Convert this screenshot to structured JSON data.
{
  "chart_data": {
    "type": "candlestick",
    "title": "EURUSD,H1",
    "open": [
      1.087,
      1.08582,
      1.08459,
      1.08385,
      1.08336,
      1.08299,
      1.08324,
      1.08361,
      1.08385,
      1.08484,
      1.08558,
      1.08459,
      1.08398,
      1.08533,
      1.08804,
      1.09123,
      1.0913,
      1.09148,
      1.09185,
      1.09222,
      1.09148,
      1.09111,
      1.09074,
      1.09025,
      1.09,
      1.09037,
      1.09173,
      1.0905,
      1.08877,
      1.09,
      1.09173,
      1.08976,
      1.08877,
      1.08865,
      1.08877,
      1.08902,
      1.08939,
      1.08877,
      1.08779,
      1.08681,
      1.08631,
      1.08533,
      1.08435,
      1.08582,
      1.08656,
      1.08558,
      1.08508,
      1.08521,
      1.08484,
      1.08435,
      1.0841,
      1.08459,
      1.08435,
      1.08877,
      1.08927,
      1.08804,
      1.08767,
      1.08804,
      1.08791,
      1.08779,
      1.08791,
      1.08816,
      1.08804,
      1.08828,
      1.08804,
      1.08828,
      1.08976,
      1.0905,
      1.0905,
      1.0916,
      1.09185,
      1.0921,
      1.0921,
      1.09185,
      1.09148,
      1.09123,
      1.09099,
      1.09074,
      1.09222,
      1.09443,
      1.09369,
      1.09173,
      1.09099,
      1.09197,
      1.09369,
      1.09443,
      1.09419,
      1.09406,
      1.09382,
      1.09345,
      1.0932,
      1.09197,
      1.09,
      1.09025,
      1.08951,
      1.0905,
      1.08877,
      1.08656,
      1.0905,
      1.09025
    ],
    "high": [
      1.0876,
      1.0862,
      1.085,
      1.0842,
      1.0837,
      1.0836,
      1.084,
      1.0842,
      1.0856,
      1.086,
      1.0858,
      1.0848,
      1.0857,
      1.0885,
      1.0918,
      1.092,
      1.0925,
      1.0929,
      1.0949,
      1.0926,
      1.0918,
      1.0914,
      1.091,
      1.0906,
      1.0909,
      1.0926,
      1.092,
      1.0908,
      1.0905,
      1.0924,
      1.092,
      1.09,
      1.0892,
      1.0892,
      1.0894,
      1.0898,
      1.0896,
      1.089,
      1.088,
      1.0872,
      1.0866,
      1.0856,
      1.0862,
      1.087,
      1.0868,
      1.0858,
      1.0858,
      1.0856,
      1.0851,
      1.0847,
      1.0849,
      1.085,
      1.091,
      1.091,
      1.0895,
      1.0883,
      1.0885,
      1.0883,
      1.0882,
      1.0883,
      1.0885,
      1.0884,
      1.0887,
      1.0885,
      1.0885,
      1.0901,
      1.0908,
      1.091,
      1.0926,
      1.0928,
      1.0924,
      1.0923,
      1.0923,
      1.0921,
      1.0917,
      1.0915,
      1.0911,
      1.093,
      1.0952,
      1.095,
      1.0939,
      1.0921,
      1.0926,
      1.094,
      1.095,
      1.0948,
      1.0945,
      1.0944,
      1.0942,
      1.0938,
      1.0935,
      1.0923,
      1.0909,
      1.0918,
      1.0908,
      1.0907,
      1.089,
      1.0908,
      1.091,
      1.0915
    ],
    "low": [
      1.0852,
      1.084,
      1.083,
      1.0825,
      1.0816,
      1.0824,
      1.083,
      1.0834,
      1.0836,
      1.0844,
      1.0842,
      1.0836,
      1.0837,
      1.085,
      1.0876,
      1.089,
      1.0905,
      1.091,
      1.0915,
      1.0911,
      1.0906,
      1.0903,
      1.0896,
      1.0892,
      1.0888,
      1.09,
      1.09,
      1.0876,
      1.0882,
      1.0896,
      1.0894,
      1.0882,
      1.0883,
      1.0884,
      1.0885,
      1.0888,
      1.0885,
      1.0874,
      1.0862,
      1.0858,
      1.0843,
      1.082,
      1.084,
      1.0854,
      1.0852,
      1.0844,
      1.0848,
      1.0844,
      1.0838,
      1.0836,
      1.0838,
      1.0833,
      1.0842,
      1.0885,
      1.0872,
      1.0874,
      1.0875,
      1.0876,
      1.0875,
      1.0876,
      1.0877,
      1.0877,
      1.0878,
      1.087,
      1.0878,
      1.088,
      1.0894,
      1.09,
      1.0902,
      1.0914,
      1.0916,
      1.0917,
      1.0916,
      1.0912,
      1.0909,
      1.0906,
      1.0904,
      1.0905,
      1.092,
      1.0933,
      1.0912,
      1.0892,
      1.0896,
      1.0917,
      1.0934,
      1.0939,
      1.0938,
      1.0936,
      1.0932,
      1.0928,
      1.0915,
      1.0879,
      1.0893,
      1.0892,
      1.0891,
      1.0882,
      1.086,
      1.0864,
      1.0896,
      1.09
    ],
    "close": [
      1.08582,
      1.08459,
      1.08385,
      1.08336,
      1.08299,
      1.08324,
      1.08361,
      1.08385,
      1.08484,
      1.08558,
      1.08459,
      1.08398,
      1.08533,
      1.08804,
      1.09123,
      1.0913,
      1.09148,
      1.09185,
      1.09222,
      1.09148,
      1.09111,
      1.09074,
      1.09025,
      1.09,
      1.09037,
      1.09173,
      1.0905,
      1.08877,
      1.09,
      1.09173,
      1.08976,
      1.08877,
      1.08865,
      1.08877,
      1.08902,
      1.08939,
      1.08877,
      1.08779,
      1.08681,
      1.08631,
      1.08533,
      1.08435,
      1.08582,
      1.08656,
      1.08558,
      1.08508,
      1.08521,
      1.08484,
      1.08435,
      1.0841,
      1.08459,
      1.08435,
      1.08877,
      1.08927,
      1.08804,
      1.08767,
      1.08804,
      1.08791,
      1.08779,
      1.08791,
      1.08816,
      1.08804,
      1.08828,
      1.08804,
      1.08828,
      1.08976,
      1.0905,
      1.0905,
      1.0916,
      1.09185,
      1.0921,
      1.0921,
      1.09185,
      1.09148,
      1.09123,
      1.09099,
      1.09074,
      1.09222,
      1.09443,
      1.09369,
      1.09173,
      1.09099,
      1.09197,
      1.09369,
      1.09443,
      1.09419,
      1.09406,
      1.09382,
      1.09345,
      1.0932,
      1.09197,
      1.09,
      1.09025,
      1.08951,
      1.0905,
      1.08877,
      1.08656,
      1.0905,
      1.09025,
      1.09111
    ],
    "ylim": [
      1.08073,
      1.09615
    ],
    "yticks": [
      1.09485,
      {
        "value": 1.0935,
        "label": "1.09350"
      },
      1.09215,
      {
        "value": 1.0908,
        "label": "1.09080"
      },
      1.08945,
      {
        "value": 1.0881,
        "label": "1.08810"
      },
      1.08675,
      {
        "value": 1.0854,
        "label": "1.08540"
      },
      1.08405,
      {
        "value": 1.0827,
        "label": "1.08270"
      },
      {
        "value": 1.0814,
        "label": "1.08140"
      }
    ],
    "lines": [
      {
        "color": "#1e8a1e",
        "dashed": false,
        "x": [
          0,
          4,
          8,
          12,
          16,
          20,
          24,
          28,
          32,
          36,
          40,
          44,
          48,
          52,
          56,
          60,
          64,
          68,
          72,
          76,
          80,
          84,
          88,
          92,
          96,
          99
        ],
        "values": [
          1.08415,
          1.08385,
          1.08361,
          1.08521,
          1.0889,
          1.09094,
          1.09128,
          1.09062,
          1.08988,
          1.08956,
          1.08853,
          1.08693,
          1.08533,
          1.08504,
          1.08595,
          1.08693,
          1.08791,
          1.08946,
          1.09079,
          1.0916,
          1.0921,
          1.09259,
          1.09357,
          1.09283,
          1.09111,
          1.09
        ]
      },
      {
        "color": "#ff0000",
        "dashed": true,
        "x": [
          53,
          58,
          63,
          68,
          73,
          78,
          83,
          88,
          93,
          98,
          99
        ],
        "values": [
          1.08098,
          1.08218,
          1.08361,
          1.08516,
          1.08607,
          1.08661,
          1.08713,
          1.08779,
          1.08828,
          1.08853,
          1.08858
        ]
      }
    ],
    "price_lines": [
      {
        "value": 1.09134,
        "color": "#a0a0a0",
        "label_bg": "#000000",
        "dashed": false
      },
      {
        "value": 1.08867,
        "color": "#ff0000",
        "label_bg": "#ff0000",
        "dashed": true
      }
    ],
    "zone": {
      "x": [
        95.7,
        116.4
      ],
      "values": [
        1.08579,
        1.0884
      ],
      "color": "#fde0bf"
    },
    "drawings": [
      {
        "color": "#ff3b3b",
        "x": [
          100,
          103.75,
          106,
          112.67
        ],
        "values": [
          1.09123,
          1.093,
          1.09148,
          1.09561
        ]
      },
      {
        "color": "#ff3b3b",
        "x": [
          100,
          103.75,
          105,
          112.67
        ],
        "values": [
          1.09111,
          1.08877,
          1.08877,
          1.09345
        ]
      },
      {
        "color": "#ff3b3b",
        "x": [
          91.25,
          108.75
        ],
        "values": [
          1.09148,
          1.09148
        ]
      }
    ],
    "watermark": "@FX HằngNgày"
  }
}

.....

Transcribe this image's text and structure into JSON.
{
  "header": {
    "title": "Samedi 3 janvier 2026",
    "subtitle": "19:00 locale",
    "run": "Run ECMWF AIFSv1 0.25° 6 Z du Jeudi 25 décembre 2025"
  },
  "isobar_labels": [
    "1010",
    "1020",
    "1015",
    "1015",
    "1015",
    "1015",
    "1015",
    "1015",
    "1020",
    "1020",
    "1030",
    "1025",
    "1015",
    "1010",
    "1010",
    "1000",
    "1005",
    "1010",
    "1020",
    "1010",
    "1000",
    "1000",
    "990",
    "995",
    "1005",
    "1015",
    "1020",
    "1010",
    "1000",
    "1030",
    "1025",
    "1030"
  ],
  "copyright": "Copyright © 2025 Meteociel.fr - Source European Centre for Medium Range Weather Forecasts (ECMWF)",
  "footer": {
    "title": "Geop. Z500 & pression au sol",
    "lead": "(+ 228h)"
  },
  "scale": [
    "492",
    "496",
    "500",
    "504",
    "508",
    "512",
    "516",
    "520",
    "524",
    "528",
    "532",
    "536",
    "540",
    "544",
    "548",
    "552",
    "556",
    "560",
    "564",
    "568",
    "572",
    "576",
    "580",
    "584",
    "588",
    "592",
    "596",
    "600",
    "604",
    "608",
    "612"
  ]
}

.....

Identify all lines where the word "JSON" shows up. Copy them.

Convert this screenshot to structured JSON data.
Transcribe this image's text and structure into JSON.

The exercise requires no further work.